— Begin Supplied data —

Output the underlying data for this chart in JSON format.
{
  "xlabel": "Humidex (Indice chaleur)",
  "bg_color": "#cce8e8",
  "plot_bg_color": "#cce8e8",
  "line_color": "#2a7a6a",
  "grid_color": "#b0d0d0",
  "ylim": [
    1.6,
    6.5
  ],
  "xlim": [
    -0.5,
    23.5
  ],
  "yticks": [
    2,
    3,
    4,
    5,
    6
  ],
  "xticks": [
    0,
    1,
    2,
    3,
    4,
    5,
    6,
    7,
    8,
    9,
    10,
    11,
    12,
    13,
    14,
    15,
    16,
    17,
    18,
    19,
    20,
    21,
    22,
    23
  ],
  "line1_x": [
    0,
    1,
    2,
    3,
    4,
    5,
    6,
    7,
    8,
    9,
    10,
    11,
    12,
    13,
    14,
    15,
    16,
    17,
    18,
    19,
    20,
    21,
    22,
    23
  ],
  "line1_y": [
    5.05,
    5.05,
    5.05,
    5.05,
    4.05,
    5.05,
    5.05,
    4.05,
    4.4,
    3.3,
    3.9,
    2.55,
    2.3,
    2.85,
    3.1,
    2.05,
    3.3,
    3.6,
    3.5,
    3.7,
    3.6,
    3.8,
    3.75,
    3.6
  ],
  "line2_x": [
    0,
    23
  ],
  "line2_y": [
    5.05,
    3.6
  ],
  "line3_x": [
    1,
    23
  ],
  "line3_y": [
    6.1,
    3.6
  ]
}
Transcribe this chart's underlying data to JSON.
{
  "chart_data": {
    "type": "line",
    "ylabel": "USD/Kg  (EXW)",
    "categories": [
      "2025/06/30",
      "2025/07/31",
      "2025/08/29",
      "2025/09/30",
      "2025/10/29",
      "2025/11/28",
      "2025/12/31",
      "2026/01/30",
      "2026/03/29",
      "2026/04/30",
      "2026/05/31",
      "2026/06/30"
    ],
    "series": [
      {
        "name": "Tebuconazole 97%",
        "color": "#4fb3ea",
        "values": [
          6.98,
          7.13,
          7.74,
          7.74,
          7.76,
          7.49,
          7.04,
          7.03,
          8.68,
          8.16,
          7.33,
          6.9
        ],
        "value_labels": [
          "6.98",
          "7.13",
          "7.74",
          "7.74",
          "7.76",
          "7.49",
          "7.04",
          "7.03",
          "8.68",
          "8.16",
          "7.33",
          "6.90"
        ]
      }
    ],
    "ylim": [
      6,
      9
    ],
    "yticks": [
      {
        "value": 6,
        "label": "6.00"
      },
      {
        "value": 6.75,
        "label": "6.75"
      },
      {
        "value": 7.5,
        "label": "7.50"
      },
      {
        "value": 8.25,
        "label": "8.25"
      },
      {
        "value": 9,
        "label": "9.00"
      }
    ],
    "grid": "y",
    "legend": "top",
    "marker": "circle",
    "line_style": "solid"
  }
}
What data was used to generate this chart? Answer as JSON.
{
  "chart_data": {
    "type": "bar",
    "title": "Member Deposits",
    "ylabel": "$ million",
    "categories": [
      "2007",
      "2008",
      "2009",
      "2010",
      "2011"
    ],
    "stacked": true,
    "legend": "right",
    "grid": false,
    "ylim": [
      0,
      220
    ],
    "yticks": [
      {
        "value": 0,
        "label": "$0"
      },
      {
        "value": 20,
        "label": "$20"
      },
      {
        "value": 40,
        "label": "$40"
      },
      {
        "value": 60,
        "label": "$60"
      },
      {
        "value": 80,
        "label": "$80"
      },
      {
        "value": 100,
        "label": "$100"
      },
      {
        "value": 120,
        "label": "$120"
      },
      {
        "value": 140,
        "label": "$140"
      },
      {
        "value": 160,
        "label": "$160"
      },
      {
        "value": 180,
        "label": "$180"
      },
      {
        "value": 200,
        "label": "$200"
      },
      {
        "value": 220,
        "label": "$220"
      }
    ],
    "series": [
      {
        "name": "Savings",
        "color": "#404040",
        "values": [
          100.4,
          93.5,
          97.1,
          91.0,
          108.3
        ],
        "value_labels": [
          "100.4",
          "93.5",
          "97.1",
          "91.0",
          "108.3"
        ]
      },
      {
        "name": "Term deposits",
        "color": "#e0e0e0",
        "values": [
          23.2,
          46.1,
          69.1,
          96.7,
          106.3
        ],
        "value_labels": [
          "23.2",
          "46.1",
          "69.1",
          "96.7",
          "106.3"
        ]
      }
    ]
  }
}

— End Supplied data —

Requirement: All lines from the one containing "What data was" through the final line of the listing above are to be reproduced exactly; include both and add nothing.

Complete answer:
What data was used to generate this chart? Answer as JSON.
{
  "chart_data": {
    "type": "bar",
    "title": "Member Deposits",
    "ylabel": "$ million",
    "categories": [
      "2007",
      "2008",
      "2009",
      "2010",
      "2011"
    ],
    "stacked": true,
    "legend": "right",
    "grid": false,
    "ylim": [
      0,
      220
    ],
    "yticks": [
      {
        "value": 0,
        "label": "$0"
      },
      {
        "value": 20,
        "label": "$20"
      },
      {
        "value": 40,
        "label": "$40"
      },
      {
        "value": 60,
        "label": "$60"
      },
      {
        "value": 80,
        "label": "$80"
      },
      {
        "value": 100,
        "label": "$100"
      },
      {
        "value": 120,
        "label": "$120"
      },
      {
        "value": 140,
        "label": "$140"
      },
      {
        "value": 160,
        "label": "$160"
      },
      {
        "value": 180,
        "label": "$180"
      },
      {
        "value": 200,
        "label": "$200"
      },
      {
        "value": 220,
        "label": "$220"
      }
    ],
    "series": [
      {
        "name": "Savings",
        "color": "#404040",
        "values": [
          100.4,
          93.5,
          97.1,
          91.0,
          108.3
        ],
        "value_labels": [
          "100.4",
          "93.5",
          "97.1",
          "91.0",
          "108.3"
        ]
      },
      {
        "name": "Term deposits",
        "color": "#e0e0e0",
        "values": [
          23.2,
          46.1,
          69.1,
          96.7,
          106.3
        ],
        "value_labels": [
          "23.2",
          "46.1",
          "69.1",
          "96.7",
          "106.3"
        ]
      }
    ]
  }
}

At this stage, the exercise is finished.